● **REQUIRED WORK**
Comb the records below for the string "JSON" and copy each line where it turns up.

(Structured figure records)
%%

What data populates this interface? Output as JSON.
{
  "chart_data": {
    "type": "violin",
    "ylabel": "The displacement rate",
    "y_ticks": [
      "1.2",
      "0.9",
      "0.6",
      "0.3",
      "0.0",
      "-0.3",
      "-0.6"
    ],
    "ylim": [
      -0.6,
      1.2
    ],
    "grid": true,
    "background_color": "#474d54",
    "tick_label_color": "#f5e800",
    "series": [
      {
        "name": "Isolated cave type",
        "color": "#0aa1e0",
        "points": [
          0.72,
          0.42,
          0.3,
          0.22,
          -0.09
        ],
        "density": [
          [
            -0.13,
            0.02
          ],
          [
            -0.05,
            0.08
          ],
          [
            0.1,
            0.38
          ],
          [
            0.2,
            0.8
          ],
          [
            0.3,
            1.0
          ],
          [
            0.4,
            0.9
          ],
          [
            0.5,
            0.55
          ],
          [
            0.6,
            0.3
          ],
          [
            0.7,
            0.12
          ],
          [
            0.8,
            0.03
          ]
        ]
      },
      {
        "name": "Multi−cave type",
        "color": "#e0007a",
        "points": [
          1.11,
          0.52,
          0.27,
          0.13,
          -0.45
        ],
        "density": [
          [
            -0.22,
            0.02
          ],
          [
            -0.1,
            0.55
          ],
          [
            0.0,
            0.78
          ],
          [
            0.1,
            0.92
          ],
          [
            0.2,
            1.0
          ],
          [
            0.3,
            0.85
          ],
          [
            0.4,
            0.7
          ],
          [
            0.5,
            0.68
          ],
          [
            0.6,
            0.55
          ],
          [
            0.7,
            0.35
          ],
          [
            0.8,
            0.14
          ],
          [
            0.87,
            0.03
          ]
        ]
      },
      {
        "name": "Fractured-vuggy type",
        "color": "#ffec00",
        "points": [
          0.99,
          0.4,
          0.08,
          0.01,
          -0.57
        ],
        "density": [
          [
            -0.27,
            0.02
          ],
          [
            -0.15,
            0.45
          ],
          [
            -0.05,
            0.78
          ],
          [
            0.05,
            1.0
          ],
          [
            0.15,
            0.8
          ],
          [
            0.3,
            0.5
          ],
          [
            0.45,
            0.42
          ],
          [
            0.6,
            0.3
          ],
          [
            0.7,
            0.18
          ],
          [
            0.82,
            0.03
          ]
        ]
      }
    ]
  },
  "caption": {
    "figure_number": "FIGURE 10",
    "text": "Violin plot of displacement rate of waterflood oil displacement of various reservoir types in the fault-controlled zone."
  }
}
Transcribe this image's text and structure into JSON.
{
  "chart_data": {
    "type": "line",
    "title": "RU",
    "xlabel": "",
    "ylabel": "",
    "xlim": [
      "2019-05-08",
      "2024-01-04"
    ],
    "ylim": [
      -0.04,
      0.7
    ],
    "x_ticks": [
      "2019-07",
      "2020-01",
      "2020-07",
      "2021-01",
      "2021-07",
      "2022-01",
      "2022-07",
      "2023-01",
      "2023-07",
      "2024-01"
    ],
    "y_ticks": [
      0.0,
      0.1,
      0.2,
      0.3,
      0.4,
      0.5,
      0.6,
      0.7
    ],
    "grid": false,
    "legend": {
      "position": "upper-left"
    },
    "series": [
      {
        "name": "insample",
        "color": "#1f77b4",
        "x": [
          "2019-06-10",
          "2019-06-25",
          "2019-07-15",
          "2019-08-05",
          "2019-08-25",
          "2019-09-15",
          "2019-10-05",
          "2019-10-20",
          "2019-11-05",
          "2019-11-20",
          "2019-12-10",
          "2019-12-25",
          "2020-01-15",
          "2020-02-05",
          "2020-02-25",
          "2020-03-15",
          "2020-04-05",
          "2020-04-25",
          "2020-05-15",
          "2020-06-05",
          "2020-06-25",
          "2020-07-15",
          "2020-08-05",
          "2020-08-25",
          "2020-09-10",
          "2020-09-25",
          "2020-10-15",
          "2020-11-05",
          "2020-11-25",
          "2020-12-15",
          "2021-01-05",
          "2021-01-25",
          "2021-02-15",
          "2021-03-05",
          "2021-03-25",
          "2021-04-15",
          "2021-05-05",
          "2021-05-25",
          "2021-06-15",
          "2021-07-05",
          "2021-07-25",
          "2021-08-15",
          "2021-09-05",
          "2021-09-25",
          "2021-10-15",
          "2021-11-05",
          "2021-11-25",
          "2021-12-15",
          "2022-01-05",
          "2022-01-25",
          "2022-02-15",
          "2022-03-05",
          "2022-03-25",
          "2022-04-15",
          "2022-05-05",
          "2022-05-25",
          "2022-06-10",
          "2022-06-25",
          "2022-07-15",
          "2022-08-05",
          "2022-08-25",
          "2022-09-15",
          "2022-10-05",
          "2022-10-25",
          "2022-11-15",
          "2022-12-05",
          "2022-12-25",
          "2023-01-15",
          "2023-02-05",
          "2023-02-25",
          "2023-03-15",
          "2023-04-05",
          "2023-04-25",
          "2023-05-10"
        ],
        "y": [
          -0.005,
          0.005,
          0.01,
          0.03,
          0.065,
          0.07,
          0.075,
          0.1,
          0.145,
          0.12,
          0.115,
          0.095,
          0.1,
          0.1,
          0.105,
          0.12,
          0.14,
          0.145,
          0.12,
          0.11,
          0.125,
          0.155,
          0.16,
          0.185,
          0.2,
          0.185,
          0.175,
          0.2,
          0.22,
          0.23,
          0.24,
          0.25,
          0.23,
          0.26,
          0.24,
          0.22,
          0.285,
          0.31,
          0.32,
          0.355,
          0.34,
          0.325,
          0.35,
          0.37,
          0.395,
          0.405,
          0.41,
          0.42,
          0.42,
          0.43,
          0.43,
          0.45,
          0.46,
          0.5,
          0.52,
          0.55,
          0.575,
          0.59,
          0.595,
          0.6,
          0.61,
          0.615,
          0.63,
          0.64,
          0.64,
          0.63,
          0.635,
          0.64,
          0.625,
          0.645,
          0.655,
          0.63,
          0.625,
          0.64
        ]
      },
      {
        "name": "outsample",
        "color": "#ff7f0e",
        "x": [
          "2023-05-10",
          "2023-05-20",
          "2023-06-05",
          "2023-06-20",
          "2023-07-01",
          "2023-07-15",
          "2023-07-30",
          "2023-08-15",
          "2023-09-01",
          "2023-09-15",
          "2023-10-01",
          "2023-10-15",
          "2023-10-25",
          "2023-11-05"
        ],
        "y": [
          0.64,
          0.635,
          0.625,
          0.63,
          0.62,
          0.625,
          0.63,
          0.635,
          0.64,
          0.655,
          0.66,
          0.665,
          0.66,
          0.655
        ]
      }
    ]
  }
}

%%

● **WRITTEN SOLUTION**
What data populates this interface? Output as JSON.
Transcribe this image's text and structure into JSON.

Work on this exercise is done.